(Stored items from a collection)
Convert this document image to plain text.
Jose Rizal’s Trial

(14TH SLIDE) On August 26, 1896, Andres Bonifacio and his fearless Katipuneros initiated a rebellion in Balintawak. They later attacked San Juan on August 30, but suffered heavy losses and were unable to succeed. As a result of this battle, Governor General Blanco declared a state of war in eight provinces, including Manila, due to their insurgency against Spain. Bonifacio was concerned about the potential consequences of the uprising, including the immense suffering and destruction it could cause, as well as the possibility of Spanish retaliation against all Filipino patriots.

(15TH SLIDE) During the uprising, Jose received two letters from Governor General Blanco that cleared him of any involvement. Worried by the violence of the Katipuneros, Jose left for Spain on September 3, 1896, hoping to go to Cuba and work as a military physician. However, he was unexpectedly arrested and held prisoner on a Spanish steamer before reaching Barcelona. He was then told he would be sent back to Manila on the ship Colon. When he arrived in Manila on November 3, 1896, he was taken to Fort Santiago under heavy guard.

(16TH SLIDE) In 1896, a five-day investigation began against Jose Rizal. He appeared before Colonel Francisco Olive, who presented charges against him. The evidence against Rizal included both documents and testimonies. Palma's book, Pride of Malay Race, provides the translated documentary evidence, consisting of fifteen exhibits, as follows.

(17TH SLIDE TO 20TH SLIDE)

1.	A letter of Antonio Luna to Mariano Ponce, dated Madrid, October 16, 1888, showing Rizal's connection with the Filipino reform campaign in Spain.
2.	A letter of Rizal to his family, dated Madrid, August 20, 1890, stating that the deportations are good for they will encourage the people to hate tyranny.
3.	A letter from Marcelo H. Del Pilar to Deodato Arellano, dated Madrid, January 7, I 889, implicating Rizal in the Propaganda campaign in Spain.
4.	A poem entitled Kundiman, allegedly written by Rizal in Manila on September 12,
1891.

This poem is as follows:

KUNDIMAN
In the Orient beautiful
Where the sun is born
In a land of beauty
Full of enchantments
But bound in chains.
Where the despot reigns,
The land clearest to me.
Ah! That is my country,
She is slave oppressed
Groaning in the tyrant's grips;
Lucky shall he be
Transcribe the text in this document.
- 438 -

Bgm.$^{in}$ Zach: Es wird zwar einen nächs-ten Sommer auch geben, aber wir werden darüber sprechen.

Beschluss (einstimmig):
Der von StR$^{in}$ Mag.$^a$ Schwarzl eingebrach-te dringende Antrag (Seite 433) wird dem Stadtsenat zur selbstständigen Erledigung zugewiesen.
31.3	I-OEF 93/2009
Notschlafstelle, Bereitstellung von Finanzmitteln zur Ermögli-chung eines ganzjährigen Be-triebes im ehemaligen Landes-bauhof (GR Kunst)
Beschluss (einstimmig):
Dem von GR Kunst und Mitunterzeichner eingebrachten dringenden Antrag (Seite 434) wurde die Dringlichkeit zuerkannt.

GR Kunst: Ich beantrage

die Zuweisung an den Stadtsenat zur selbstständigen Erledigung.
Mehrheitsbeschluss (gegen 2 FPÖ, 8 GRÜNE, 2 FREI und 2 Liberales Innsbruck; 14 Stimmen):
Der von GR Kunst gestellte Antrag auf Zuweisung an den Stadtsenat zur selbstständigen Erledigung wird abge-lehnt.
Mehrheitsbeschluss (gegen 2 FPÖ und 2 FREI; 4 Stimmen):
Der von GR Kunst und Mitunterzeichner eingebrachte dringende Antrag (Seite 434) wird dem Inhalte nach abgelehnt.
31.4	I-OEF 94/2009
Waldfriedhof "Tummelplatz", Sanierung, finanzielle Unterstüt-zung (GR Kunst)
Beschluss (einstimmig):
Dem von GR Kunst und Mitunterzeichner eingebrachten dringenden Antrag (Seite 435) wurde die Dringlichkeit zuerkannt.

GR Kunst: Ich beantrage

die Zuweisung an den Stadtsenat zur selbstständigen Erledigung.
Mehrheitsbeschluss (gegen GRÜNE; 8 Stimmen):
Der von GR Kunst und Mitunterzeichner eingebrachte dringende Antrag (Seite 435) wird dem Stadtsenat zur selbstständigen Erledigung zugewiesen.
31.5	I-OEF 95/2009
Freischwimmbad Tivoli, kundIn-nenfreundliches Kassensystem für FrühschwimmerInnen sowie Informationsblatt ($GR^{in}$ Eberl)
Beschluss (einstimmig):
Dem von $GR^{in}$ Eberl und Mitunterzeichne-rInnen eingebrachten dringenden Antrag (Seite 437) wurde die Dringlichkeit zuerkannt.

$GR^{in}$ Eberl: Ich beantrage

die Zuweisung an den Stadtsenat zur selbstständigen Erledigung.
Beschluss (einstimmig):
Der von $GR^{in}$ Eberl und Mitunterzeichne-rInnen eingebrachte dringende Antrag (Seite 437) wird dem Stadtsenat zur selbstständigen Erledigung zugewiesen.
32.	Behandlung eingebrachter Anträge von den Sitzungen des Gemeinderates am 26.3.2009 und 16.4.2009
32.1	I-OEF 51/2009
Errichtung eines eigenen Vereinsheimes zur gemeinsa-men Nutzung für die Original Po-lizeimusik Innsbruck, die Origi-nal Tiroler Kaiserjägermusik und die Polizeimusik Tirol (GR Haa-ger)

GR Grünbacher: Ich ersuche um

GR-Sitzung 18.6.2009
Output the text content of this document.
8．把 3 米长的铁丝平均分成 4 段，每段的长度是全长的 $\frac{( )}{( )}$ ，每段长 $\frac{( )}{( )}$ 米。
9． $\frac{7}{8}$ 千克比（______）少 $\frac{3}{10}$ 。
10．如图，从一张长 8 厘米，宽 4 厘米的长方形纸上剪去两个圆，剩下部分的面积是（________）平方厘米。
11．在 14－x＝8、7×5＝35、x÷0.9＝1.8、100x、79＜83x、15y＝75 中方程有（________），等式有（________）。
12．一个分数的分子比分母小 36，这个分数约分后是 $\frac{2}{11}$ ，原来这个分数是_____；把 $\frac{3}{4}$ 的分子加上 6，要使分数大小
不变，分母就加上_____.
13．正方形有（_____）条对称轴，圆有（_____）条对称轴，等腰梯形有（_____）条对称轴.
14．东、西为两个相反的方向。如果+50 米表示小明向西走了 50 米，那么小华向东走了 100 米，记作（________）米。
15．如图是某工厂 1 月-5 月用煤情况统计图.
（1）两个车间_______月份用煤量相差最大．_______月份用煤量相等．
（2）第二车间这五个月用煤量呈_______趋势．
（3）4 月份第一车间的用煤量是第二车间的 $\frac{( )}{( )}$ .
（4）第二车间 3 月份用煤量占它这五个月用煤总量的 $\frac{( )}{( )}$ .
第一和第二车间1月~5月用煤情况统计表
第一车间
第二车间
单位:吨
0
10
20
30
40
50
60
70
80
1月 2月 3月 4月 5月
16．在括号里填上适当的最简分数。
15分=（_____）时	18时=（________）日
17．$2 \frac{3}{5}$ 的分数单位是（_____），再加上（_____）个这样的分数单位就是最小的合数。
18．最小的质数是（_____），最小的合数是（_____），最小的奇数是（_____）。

WHAT IS REQUIRED: Extract the full set of entries word for word.

RIGHT ANSWER:
Convert this document image to plain text.
Jose Rizal’s Trial

(14TH SLIDE) On August 26, 1896, Andres Bonifacio and his fearless Katipuneros initiated a rebellion in Balintawak. They later attacked San Juan on August 30, but suffered heavy losses and were unable to succeed. As a result of this battle, Governor General Blanco declared a state of war in eight provinces, including Manila, due to their insurgency against Spain. Bonifacio was concerned about the potential consequences of the uprising, including the immense suffering and destruction it could cause, as well as the possibility of Spanish retaliation against all Filipino patriots.

(15TH SLIDE) During the uprising, Jose received two letters from Governor General Blanco that cleared him of any involvement. Worried by the violence of the Katipuneros, Jose left for Spain on September 3, 1896, hoping to go to Cuba and work as a military physician. However, he was unexpectedly arrested and held prisoner on a Spanish steamer before reaching Barcelona. He was then told he would be sent back to Manila on the ship Colon. When he arrived in Manila on November 3, 1896, he was taken to Fort Santiago under heavy guard.

(16TH SLIDE) In 1896, a five-day investigation began against Jose Rizal. He appeared before Colonel Francisco Olive, who presented charges against him. The evidence against Rizal included both documents and testimonies. Palma's book, Pride of Malay Race, provides the translated documentary evidence, consisting of fifteen exhibits, as follows.

(17TH SLIDE TO 20TH SLIDE)

1.	A letter of Antonio Luna to Mariano Ponce, dated Madrid, October 16, 1888, showing Rizal's connection with the Filipino reform campaign in Spain.
2.	A letter of Rizal to his family, dated Madrid, August 20, 1890, stating that the deportations are good for they will encourage the people to hate tyranny.
3.	A letter from Marcelo H. Del Pilar to Deodato Arellano, dated Madrid, January 7, I 889, implicating Rizal in the Propaganda campaign in Spain.
4.	A poem entitled Kundiman, allegedly written by Rizal in Manila on September 12,
1891.

This poem is as follows:

KUNDIMAN
In the Orient beautiful
Where the sun is born
In a land of beauty
Full of enchantments
But bound in chains.
Where the despot reigns,
The land clearest to me.
Ah! That is my country,
She is slave oppressed
Groaning in the tyrant's grips;
Lucky shall he be
Transcribe the text in this document.
- 438 -

Bgm.$^{in}$ Zach: Es wird zwar einen nächs-ten Sommer auch geben, aber wir werden darüber sprechen.

Beschluss (einstimmig):
Der von StR$^{in}$ Mag.$^a$ Schwarzl eingebrach-te dringende Antrag (Seite 433) wird dem Stadtsenat zur selbstständigen Erledigung zugewiesen.
31.3	I-OEF 93/2009
Notschlafstelle, Bereitstellung von Finanzmitteln zur Ermögli-chung eines ganzjährigen Be-triebes im ehemaligen Landes-bauhof (GR Kunst)
Beschluss (einstimmig):
Dem von GR Kunst und Mitunterzeichner eingebrachten dringenden Antrag (Seite 434) wurde die Dringlichkeit zuerkannt.

GR Kunst: Ich beantrage

die Zuweisung an den Stadtsenat zur selbstständigen Erledigung.
Mehrheitsbeschluss (gegen 2 FPÖ, 8 GRÜNE, 2 FREI und 2 Liberales Innsbruck; 14 Stimmen):
Der von GR Kunst gestellte Antrag auf Zuweisung an den Stadtsenat zur selbstständigen Erledigung wird abge-lehnt.
Mehrheitsbeschluss (gegen 2 FPÖ und 2 FREI; 4 Stimmen):
Der von GR Kunst und Mitunterzeichner eingebrachte dringende Antrag (Seite 434) wird dem Inhalte nach abgelehnt.
31.4	I-OEF 94/2009
Waldfriedhof "Tummelplatz", Sanierung, finanzielle Unterstüt-zung (GR Kunst)
Beschluss (einstimmig):
Dem von GR Kunst und Mitunterzeichner eingebrachten dringenden Antrag (Seite 435) wurde die Dringlichkeit zuerkannt.

GR Kunst: Ich beantrage

die Zuweisung an den Stadtsenat zur selbstständigen Erledigung.
Mehrheitsbeschluss (gegen GRÜNE; 8 Stimmen):
Der von GR Kunst und Mitunterzeichner eingebrachte dringende Antrag (Seite 435) wird dem Stadtsenat zur selbstständigen Erledigung zugewiesen.
31.5	I-OEF 95/2009
Freischwimmbad Tivoli, kundIn-nenfreundliches Kassensystem für FrühschwimmerInnen sowie Informationsblatt ($GR^{in}$ Eberl)
Beschluss (einstimmig):
Dem von $GR^{in}$ Eberl und Mitunterzeichne-rInnen eingebrachten dringenden Antrag (Seite 437) wurde die Dringlichkeit zuerkannt.

$GR^{in}$ Eberl: Ich beantrage

die Zuweisung an den Stadtsenat zur selbstständigen Erledigung.
Beschluss (einstimmig):
Der von $GR^{in}$ Eberl und Mitunterzeichne-rInnen eingebrachte dringende Antrag (Seite 437) wird dem Stadtsenat zur selbstständigen Erledigung zugewiesen.
32.	Behandlung eingebrachter Anträge von den Sitzungen des Gemeinderates am 26.3.2009 und 16.4.2009
32.1	I-OEF 51/2009
Errichtung eines eigenen Vereinsheimes zur gemeinsa-men Nutzung für die Original Po-lizeimusik Innsbruck, die Origi-nal Tiroler Kaiserjägermusik und die Polizeimusik Tirol (GR Haa-ger)

GR Grünbacher: Ich ersuche um

GR-Sitzung 18.6.2009
Output the text content of this document.
8．把 3 米长的铁丝平均分成 4 段，每段的长度是全长的 $\frac{( )}{( )}$ ，每段长 $\frac{( )}{( )}$ 米。
9． $\frac{7}{8}$ 千克比（______）少 $\frac{3}{10}$ 。
10．如图，从一张长 8 厘米，宽 4 厘米的长方形纸上剪去两个圆，剩下部分的面积是（________）平方厘米。
11．在 14－x＝8、7×5＝35、x÷0.9＝1.8、100x、79＜83x、15y＝75 中方程有（________），等式有（________）。
12．一个分数的分子比分母小 36，这个分数约分后是 $\frac{2}{11}$ ，原来这个分数是_____；把 $\frac{3}{4}$ 的分子加上 6，要使分数大小
不变，分母就加上_____.
13．正方形有（_____）条对称轴，圆有（_____）条对称轴，等腰梯形有（_____）条对称轴.
14．东、西为两个相反的方向。如果+50 米表示小明向西走了 50 米，那么小华向东走了 100 米，记作（________）米。
15．如图是某工厂 1 月-5 月用煤情况统计图.
（1）两个车间_______月份用煤量相差最大．_______月份用煤量相等．
（2）第二车间这五个月用煤量呈_______趋势．
（3）4 月份第一车间的用煤量是第二车间的 $\frac{( )}{( )}$ .
（4）第二车间 3 月份用煤量占它这五个月用煤总量的 $\frac{( )}{( )}$ .
第一和第二车间1月~5月用煤情况统计表
第一车间
第二车间
单位:吨
0
10
20
30
40
50
60
70
80
1月 2月 3月 4月 5月
16．在括号里填上适当的最简分数。
15分=（_____）时	18时=（________）日
17．$2 \frac{3}{5}$ 的分数单位是（_____），再加上（_____）个这样的分数单位就是最小的合数。
18．最小的质数是（_____），最小的合数是（_____），最小的奇数是（_____）。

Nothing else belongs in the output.